REQUIRED TASK: Extract the entries in their exact form.

[Data records]
※ ※ ※
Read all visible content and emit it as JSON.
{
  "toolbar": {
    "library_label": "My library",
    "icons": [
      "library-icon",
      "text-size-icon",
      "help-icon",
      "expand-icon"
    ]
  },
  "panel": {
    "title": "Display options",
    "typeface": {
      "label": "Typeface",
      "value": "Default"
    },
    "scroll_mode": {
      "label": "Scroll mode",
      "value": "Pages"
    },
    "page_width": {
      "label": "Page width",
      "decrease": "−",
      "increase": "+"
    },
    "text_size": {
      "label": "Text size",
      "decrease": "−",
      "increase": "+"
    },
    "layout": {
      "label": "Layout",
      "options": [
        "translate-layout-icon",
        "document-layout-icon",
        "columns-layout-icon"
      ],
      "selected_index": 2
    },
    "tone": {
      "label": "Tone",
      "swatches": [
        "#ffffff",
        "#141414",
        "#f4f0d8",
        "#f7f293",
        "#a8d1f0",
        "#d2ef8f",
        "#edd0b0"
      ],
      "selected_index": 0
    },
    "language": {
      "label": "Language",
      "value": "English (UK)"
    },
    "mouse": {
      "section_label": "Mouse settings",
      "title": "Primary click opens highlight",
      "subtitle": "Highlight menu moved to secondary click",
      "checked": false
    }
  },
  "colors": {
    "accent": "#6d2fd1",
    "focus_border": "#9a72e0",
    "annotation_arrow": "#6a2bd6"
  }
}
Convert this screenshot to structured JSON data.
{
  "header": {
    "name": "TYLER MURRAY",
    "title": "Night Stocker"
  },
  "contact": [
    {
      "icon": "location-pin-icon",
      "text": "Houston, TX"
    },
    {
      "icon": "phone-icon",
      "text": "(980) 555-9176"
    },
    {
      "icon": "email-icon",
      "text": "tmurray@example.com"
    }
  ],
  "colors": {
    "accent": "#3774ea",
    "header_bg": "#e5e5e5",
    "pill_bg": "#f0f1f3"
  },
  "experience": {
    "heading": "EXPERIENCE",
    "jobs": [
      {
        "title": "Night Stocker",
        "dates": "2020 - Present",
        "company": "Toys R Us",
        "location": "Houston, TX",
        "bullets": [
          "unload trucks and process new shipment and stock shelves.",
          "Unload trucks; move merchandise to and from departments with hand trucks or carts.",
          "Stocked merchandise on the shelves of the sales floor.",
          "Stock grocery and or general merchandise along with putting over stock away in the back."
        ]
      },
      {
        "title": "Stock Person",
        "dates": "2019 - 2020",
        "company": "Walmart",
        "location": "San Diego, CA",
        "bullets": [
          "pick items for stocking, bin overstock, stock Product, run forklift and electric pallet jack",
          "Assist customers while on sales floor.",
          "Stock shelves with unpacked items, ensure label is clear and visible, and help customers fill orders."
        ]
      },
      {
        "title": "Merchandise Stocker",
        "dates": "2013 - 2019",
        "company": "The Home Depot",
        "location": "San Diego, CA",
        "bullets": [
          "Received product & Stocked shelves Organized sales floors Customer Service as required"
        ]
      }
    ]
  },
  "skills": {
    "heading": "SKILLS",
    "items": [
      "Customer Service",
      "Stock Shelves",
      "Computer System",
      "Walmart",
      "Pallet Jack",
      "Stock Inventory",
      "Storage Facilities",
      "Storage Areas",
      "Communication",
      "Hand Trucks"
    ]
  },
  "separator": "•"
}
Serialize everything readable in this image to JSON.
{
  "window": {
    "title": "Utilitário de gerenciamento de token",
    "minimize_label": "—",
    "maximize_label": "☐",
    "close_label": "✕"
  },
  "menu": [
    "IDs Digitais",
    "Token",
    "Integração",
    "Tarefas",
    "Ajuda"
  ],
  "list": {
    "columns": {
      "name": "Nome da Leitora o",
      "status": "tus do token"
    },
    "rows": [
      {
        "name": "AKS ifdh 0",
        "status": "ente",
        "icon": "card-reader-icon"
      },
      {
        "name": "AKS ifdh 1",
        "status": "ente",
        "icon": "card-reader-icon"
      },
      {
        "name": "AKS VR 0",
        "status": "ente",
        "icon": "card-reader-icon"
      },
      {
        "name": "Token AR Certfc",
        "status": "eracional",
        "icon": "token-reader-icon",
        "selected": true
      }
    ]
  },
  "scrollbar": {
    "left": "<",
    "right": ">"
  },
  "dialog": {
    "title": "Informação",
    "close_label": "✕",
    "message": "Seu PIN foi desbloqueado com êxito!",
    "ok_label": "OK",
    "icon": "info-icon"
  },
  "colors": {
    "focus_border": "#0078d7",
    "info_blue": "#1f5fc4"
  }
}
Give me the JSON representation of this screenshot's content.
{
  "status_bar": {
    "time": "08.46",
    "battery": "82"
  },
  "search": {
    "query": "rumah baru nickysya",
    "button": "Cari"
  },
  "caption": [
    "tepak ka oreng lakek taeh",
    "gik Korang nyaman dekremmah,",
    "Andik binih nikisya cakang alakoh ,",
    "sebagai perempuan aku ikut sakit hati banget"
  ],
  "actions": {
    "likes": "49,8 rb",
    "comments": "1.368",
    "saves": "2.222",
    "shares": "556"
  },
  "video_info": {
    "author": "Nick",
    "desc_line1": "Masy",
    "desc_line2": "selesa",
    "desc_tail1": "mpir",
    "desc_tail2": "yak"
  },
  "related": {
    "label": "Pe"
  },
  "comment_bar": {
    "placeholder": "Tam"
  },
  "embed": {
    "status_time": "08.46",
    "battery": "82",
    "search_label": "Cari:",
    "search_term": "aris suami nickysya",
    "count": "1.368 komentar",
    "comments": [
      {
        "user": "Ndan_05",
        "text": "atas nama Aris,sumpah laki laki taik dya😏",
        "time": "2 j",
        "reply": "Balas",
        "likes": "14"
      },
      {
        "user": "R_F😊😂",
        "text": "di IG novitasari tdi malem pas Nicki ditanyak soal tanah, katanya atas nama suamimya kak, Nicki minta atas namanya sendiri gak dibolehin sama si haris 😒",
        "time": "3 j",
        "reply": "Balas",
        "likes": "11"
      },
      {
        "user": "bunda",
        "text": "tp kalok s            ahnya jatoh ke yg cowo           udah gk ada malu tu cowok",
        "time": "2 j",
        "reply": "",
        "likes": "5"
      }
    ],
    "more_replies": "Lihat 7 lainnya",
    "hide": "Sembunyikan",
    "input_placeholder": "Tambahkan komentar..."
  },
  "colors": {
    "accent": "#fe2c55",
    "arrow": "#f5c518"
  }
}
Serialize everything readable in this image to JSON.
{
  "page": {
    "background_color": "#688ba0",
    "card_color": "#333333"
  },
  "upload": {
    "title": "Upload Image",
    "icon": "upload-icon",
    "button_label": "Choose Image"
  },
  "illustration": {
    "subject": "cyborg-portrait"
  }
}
※ ※ ※
RESPONSE FOR THIS EXERCISE:
Read all visible content and emit it as JSON.
{
  "toolbar": {
    "library_label": "My library",
    "icons": [
      "library-icon",
      "text-size-icon",
      "help-icon",
      "expand-icon"
    ]
  },
  "panel": {
    "title": "Display options",
    "typeface": {
      "label": "Typeface",
      "value": "Default"
    },
    "scroll_mode": {
      "label": "Scroll mode",
      "value": "Pages"
    },
    "page_width": {
      "label": "Page width",
      "decrease": "−",
      "increase": "+"
    },
    "text_size": {
      "label": "Text size",
      "decrease": "−",
      "increase": "+"
    },
    "layout": {
      "label": "Layout",
      "options": [
        "translate-layout-icon",
        "document-layout-icon",
        "columns-layout-icon"
      ],
      "selected_index": 2
    },
    "tone": {
      "label": "Tone",
      "swatches": [
        "#ffffff",
        "#141414",
        "#f4f0d8",
        "#f7f293",
        "#a8d1f0",
        "#d2ef8f",
        "#edd0b0"
      ],
      "selected_index": 0
    },
    "language": {
      "label": "Language",
      "value": "English (UK)"
    },
    "mouse": {
      "section_label": "Mouse settings",
      "title": "Primary click opens highlight",
      "subtitle": "Highlight menu moved to secondary click",
      "checked": false
    }
  },
  "colors": {
    "accent": "#6d2fd1",
    "focus_border": "#9a72e0",
    "annotation_arrow": "#6a2bd6"
  }
}
Convert this screenshot to structured JSON data.
{
  "header": {
    "name": "TYLER MURRAY",
    "title": "Night Stocker"
  },
  "contact": [
    {
      "icon": "location-pin-icon",
      "text": "Houston, TX"
    },
    {
      "icon": "phone-icon",
      "text": "(980) 555-9176"
    },
    {
      "icon": "email-icon",
      "text": "tmurray@example.com"
    }
  ],
  "colors": {
    "accent": "#3774ea",
    "header_bg": "#e5e5e5",
    "pill_bg": "#f0f1f3"
  },
  "experience": {
    "heading": "EXPERIENCE",
    "jobs": [
      {
        "title": "Night Stocker",
        "dates": "2020 - Present",
        "company": "Toys R Us",
        "location": "Houston, TX",
        "bullets": [
          "unload trucks and process new shipment and stock shelves.",
          "Unload trucks; move merchandise to and from departments with hand trucks or carts.",
          "Stocked merchandise on the shelves of the sales floor.",
          "Stock grocery and or general merchandise along with putting over stock away in the back."
        ]
      },
      {
        "title": "Stock Person",
        "dates": "2019 - 2020",
        "company": "Walmart",
        "location": "San Diego, CA",
        "bullets": [
          "pick items for stocking, bin overstock, stock Product, run forklift and electric pallet jack",
          "Assist customers while on sales floor.",
          "Stock shelves with unpacked items, ensure label is clear and visible, and help customers fill orders."
        ]
      },
      {
        "title": "Merchandise Stocker",
        "dates": "2013 - 2019",
        "company": "The Home Depot",
        "location": "San Diego, CA",
        "bullets": [
          "Received product & Stocked shelves Organized sales floors Customer Service as required"
        ]
      }
    ]
  },
  "skills": {
    "heading": "SKILLS",
    "items": [
      "Customer Service",
      "Stock Shelves",
      "Computer System",
      "Walmart",
      "Pallet Jack",
      "Stock Inventory",
      "Storage Facilities",
      "Storage Areas",
      "Communication",
      "Hand Trucks"
    ]
  },
  "separator": "•"
}
Serialize everything readable in this image to JSON.
{
  "window": {
    "title": "Utilitário de gerenciamento de token",
    "minimize_label": "—",
    "maximize_label": "☐",
    "close_label": "✕"
  },
  "menu": [
    "IDs Digitais",
    "Token",
    "Integração",
    "Tarefas",
    "Ajuda"
  ],
  "list": {
    "columns": {
      "name": "Nome da Leitora o",
      "status": "tus do token"
    },
    "rows": [
      {
        "name": "AKS ifdh 0",
        "status": "ente",
        "icon": "card-reader-icon"
      },
      {
        "name": "AKS ifdh 1",
        "status": "ente",
        "icon": "card-reader-icon"
      },
      {
        "name": "AKS VR 0",
        "status": "ente",
        "icon": "card-reader-icon"
      },
      {
        "name": "Token AR Certfc",
        "status": "eracional",
        "icon": "token-reader-icon",
        "selected": true
      }
    ]
  },
  "scrollbar": {
    "left": "<",
    "right": ">"
  },
  "dialog": {
    "title": "Informação",
    "close_label": "✕",
    "message": "Seu PIN foi desbloqueado com êxito!",
    "ok_label": "OK",
    "icon": "info-icon"
  },
  "colors": {
    "focus_border": "#0078d7",
    "info_blue": "#1f5fc4"
  }
}
Give me the JSON representation of this screenshot's content.
{
  "status_bar": {
    "time": "08.46",
    "battery": "82"
  },
  "search": {
    "query": "rumah baru nickysya",
    "button": "Cari"
  },
  "caption": [
    "tepak ka oreng lakek taeh",
    "gik Korang nyaman dekremmah,",
    "Andik binih nikisya cakang alakoh ,",
    "sebagai perempuan aku ikut sakit hati banget"
  ],
  "actions": {
    "likes": "49,8 rb",
    "comments": "1.368",
    "saves": "2.222",
    "shares": "556"
  },
  "video_info": {
    "author": "Nick",
    "desc_line1": "Masy",
    "desc_line2": "selesa",
    "desc_tail1": "mpir",
    "desc_tail2": "yak"
  },
  "related": {
    "label": "Pe"
  },
  "comment_bar": {
    "placeholder": "Tam"
  },
  "embed": {
    "status_time": "08.46",
    "battery": "82",
    "search_label": "Cari:",
    "search_term": "aris suami nickysya",
    "count": "1.368 komentar",
    "comments": [
      {
        "user": "Ndan_05",
        "text": "atas nama Aris,sumpah laki laki taik dya😏",
        "time": "2 j",
        "reply": "Balas",
        "likes": "14"
      },
      {
        "user": "R_F😊😂",
        "text": "di IG novitasari tdi malem pas Nicki ditanyak soal tanah, katanya atas nama suamimya kak, Nicki minta atas namanya sendiri gak dibolehin sama si haris 😒",
        "time": "3 j",
        "reply": "Balas",
        "likes": "11"
      },
      {
        "user": "bunda",
        "text": "tp kalok s            ahnya jatoh ke yg cowo           udah gk ada malu tu cowok",
        "time": "2 j",
        "reply": "",
        "likes": "5"
      }
    ],
    "more_replies": "Lihat 7 lainnya",
    "hide": "Sembunyikan",
    "input_placeholder": "Tambahkan komentar..."
  },
  "colors": {
    "accent": "#fe2c55",
    "arrow": "#f5c518"
  }
}
Serialize everything readable in this image to JSON.
{
  "page": {
    "background_color": "#688ba0",
    "card_color": "#333333"
  },
  "upload": {
    "title": "Upload Image",
    "icon": "upload-icon",
    "button_label": "Choose Image"
  },
  "illustration": {
    "subject": "cyborg-portrait"
  }
}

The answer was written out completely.